GOAL OF THE EXERCISE: Write the records below out again exactly as given, with no images.

THE DATA:
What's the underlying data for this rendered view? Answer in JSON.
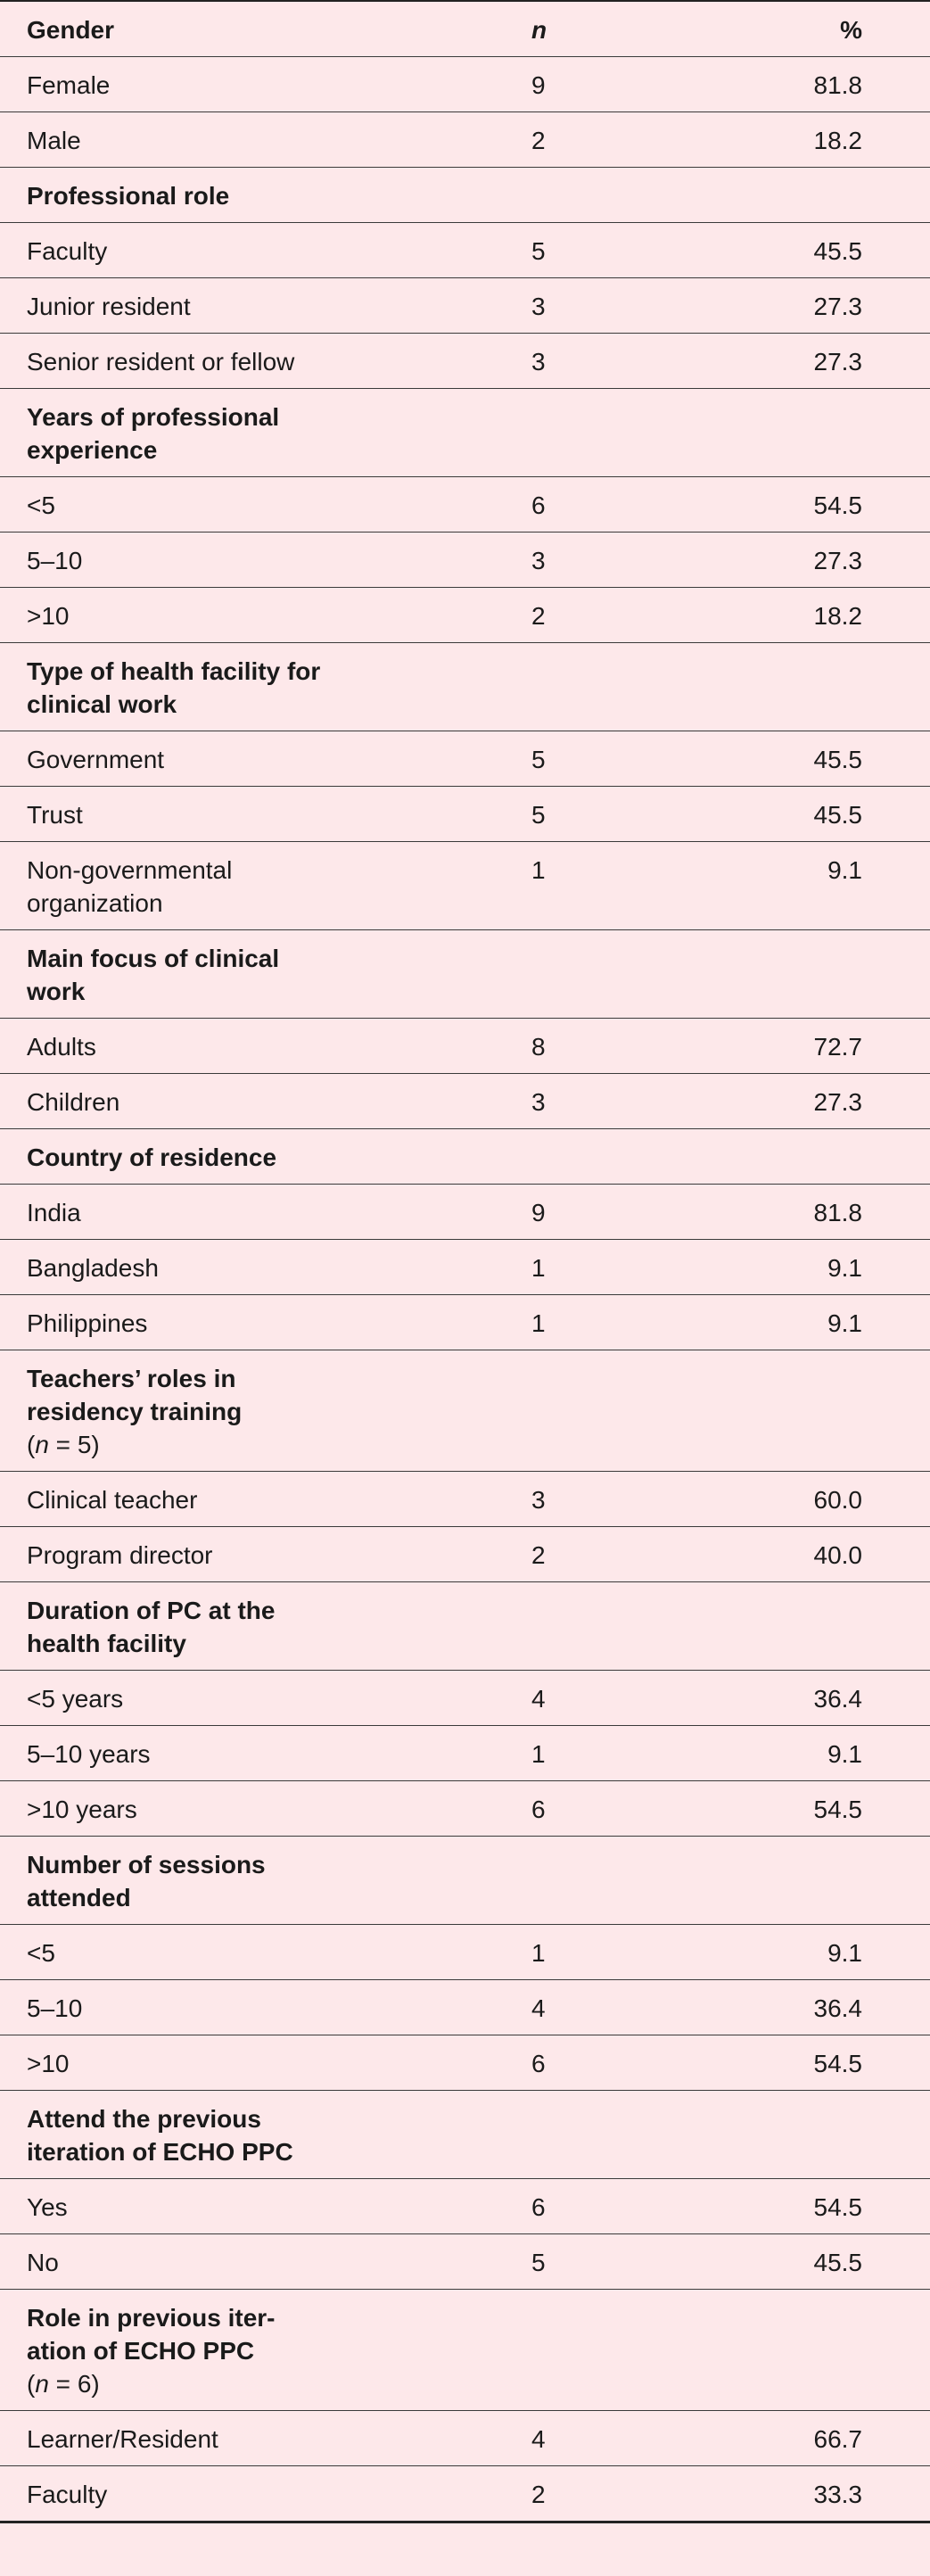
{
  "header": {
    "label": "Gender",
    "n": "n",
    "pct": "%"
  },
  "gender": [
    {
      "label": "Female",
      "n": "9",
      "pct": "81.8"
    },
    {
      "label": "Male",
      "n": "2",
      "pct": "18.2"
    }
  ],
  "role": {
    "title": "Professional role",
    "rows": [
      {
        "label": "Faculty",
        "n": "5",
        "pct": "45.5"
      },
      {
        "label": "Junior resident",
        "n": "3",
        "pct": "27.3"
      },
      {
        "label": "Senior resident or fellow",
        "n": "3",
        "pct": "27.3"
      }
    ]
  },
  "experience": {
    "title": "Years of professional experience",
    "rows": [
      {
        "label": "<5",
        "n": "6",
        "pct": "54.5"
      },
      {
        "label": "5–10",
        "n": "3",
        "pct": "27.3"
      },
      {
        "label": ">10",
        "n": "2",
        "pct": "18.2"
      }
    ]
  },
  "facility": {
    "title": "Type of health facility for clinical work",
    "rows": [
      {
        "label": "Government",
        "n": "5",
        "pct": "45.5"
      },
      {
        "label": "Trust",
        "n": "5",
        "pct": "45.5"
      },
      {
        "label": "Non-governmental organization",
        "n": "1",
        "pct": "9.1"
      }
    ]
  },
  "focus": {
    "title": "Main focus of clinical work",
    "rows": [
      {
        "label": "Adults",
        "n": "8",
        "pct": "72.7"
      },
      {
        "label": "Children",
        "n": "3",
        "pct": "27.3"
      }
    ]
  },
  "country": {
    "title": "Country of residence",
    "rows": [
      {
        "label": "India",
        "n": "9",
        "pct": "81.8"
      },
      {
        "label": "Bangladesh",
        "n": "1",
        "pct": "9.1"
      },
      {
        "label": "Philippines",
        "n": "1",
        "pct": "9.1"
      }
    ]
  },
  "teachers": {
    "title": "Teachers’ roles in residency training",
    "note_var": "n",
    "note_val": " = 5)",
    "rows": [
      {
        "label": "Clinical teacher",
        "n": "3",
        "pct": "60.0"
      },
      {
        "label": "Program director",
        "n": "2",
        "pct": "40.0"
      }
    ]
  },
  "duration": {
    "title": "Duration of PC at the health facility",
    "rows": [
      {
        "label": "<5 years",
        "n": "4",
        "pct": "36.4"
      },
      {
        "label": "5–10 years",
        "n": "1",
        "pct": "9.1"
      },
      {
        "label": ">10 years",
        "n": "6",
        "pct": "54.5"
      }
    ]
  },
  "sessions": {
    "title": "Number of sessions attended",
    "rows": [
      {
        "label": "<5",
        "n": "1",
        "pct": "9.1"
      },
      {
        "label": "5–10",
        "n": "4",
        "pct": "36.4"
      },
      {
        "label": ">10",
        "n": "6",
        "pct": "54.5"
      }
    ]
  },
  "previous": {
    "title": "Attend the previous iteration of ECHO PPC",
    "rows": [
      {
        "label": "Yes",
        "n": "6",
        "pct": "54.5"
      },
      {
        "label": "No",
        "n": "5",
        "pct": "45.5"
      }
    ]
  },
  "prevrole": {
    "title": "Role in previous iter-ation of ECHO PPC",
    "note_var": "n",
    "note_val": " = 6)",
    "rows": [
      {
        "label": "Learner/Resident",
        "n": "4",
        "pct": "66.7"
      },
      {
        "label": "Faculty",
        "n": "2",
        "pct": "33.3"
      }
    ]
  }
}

OUTPUT:
What's the underlying data for this rendered view? Answer in JSON.
{
  "header": {
    "label": "Gender",
    "n": "n",
    "pct": "%"
  },
  "gender": [
    {
      "label": "Female",
      "n": "9",
      "pct": "81.8"
    },
    {
      "label": "Male",
      "n": "2",
      "pct": "18.2"
    }
  ],
  "role": {
    "title": "Professional role",
    "rows": [
      {
        "label": "Faculty",
        "n": "5",
        "pct": "45.5"
      },
      {
        "label": "Junior resident",
        "n": "3",
        "pct": "27.3"
      },
      {
        "label": "Senior resident or fellow",
        "n": "3",
        "pct": "27.3"
      }
    ]
  },
  "experience": {
    "title": "Years of professional experience",
    "rows": [
      {
        "label": "<5",
        "n": "6",
        "pct": "54.5"
      },
      {
        "label": "5–10",
        "n": "3",
        "pct": "27.3"
      },
      {
        "label": ">10",
        "n": "2",
        "pct": "18.2"
      }
    ]
  },
  "facility": {
    "title": "Type of health facility for clinical work",
    "rows": [
      {
        "label": "Government",
        "n": "5",
        "pct": "45.5"
      },
      {
        "label": "Trust",
        "n": "5",
        "pct": "45.5"
      },
      {
        "label": "Non-governmental organization",
        "n": "1",
        "pct": "9.1"
      }
    ]
  },
  "focus": {
    "title": "Main focus of clinical work",
    "rows": [
      {
        "label": "Adults",
        "n": "8",
        "pct": "72.7"
      },
      {
        "label": "Children",
        "n": "3",
        "pct": "27.3"
      }
    ]
  },
  "country": {
    "title": "Country of residence",
    "rows": [
      {
        "label": "India",
        "n": "9",
        "pct": "81.8"
      },
      {
        "label": "Bangladesh",
        "n": "1",
        "pct": "9.1"
      },
      {
        "label": "Philippines",
        "n": "1",
        "pct": "9.1"
      }
    ]
  },
  "teachers": {
    "title": "Teachers’ roles in residency training",
    "note_var": "n",
    "note_val": " = 5)",
    "rows": [
      {
        "label": "Clinical teacher",
        "n": "3",
        "pct": "60.0"
      },
      {
        "label": "Program director",
        "n": "2",
        "pct": "40.0"
      }
    ]
  },
  "duration": {
    "title": "Duration of PC at the health facility",
    "rows": [
      {
        "label": "<5 years",
        "n": "4",
        "pct": "36.4"
      },
      {
        "label": "5–10 years",
        "n": "1",
        "pct": "9.1"
      },
      {
        "label": ">10 years",
        "n": "6",
        "pct": "54.5"
      }
    ]
  },
  "sessions": {
    "title": "Number of sessions attended",
    "rows": [
      {
        "label": "<5",
        "n": "1",
        "pct": "9.1"
      },
      {
        "label": "5–10",
        "n": "4",
        "pct": "36.4"
      },
      {
        "label": ">10",
        "n": "6",
        "pct": "54.5"
      }
    ]
  },
  "previous": {
    "title": "Attend the previous iteration of ECHO PPC",
    "rows": [
      {
        "label": "Yes",
        "n": "6",
        "pct": "54.5"
      },
      {
        "label": "No",
        "n": "5",
        "pct": "45.5"
      }
    ]
  },
  "prevrole": {
    "title": "Role in previous iter-ation of ECHO PPC",
    "note_var": "n",
    "note_val": " = 6)",
    "rows": [
      {
        "label": "Learner/Resident",
        "n": "4",
        "pct": "66.7"
      },
      {
        "label": "Faculty",
        "n": "2",
        "pct": "33.3"
      }
    ]
  }
}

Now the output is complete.